» Records to process
Begin

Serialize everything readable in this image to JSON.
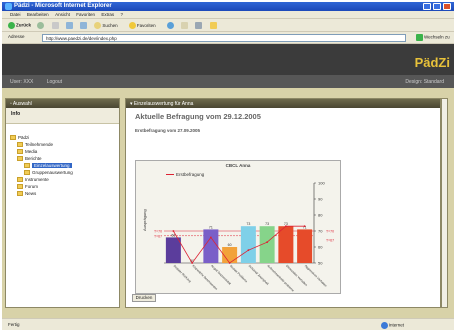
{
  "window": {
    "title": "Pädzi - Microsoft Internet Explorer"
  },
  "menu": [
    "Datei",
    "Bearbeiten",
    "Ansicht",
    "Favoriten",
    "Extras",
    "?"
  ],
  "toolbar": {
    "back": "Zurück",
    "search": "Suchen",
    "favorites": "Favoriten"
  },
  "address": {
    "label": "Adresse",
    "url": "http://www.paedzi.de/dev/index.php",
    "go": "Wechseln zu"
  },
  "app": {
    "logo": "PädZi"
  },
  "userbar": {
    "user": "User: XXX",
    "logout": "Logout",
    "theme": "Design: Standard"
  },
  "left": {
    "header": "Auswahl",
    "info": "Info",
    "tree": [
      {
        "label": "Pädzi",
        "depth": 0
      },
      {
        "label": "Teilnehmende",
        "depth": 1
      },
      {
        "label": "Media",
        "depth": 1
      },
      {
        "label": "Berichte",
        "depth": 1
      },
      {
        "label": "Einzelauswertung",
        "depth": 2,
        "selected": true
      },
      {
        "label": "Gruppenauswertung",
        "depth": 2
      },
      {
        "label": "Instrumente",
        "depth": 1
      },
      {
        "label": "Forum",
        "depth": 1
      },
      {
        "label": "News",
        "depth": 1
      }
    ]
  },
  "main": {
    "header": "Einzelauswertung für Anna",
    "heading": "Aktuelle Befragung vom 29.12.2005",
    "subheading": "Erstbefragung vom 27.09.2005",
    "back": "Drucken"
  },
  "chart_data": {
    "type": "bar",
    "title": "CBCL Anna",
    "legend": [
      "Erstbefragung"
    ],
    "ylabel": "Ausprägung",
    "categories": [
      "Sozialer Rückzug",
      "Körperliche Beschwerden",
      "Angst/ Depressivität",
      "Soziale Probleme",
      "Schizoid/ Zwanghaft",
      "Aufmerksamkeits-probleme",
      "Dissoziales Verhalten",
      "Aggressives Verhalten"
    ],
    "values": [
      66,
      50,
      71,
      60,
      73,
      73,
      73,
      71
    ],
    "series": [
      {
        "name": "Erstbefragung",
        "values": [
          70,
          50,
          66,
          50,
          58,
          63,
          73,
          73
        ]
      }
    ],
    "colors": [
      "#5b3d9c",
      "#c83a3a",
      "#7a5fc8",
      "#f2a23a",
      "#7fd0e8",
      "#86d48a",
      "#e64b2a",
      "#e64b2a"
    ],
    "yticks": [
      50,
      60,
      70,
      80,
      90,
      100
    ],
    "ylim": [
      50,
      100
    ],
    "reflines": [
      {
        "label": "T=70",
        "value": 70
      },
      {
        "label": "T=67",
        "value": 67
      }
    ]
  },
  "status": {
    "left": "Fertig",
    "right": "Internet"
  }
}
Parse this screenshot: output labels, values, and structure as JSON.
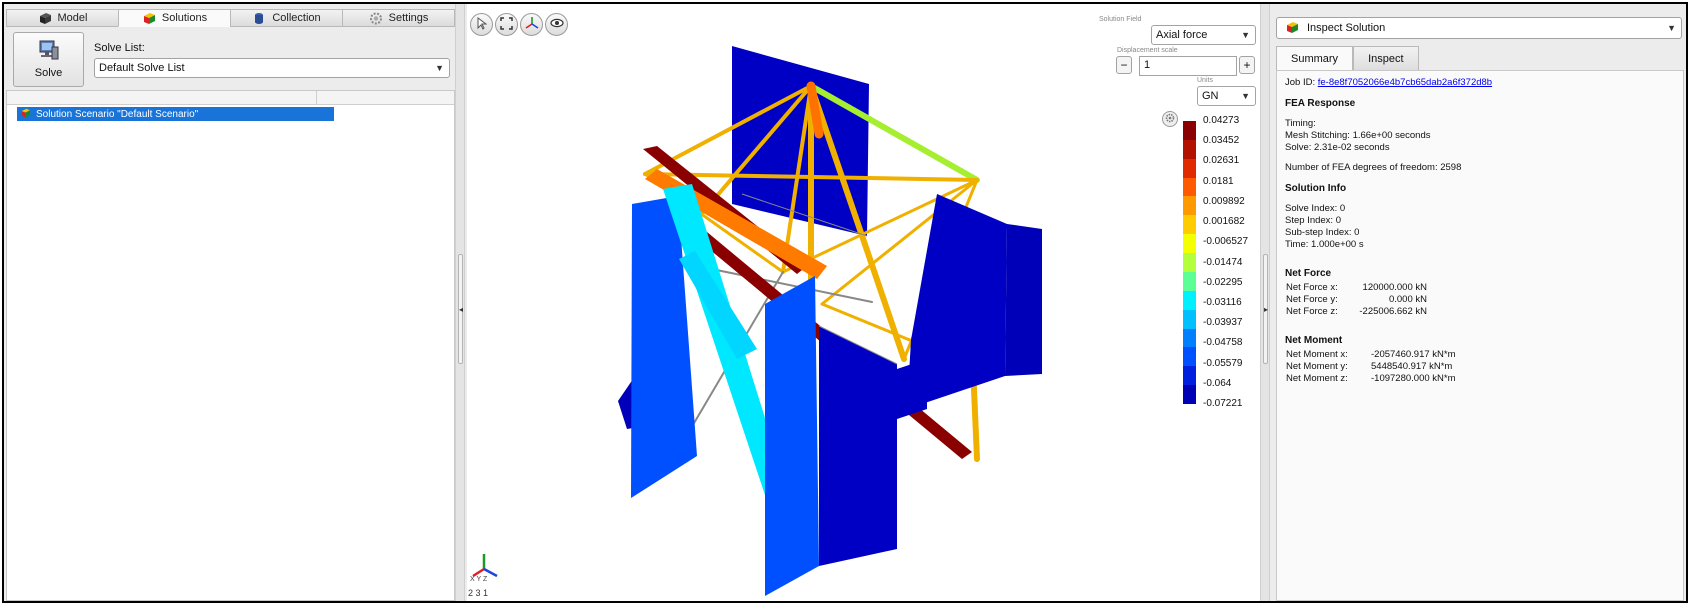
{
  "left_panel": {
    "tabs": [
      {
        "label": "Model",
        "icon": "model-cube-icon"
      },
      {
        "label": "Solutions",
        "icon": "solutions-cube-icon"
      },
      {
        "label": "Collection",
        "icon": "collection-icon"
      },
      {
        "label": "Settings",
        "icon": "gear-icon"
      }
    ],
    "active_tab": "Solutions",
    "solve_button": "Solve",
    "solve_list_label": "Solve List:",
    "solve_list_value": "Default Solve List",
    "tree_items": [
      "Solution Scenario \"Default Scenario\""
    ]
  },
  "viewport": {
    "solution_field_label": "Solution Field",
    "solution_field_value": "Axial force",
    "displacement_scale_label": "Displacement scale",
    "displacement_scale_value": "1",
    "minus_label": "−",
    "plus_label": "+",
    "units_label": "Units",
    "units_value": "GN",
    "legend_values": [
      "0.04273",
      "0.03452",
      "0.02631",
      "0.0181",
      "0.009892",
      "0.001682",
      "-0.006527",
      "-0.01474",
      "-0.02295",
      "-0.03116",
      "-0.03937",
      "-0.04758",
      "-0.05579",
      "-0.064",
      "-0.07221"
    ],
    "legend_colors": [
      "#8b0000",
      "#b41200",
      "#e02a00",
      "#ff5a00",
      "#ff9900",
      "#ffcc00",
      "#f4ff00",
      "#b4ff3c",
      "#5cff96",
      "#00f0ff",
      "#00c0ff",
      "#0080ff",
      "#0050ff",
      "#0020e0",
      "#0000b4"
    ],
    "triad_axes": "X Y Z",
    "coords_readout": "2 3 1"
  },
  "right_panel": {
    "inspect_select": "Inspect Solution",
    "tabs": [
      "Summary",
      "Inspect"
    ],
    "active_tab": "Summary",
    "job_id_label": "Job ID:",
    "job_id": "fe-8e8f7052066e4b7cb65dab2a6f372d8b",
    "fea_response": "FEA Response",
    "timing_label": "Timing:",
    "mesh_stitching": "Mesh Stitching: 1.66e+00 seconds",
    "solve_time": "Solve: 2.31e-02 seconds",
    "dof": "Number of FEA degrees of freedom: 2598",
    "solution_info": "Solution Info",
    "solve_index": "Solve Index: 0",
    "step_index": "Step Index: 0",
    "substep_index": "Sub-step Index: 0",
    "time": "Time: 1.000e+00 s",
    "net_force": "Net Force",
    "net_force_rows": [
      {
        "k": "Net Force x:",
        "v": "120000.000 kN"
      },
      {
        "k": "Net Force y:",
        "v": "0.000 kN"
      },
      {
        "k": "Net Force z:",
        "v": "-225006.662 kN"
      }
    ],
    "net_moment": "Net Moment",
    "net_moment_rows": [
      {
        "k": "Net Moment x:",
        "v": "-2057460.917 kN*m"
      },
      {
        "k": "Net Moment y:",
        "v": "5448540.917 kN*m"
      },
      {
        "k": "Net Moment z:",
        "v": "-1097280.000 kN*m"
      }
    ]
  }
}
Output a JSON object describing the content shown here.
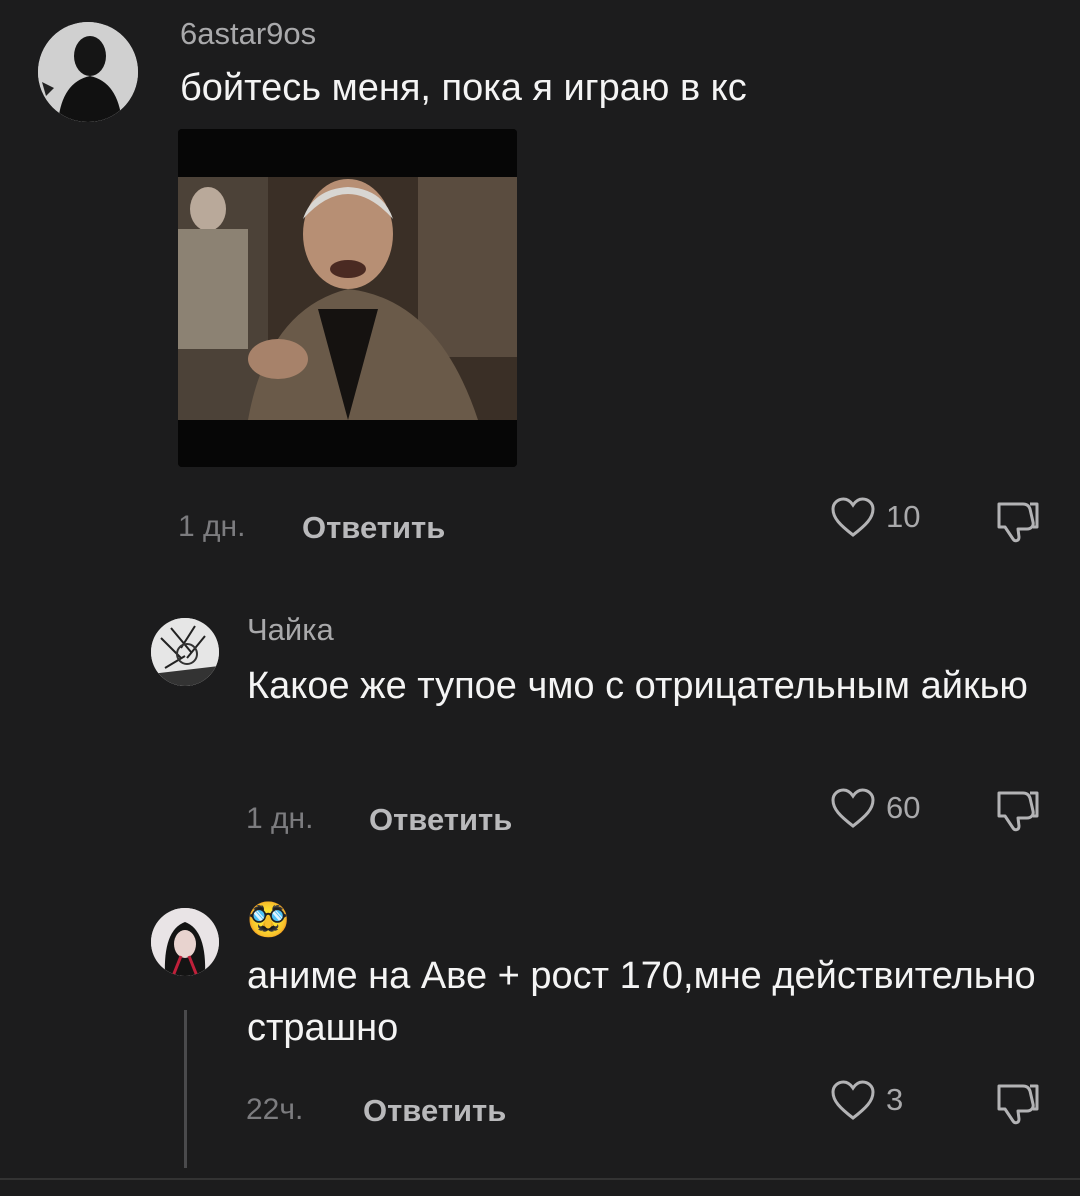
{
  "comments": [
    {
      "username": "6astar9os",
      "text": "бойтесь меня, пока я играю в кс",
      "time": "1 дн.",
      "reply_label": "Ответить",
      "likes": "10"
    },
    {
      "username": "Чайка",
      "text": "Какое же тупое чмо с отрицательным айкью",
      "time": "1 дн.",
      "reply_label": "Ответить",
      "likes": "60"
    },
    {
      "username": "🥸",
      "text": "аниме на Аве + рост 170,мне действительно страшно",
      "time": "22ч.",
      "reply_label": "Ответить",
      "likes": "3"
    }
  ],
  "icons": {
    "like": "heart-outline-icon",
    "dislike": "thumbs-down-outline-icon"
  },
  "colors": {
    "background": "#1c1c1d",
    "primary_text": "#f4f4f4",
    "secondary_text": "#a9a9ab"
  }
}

End

» Exercise prompt
Go through the listing above and locate each line that holds the word "Einzelauswertung". Copy those lines.

» Output below
        "label": "Einzelauswertung",
    "header": "Einzelauswertung für Anna",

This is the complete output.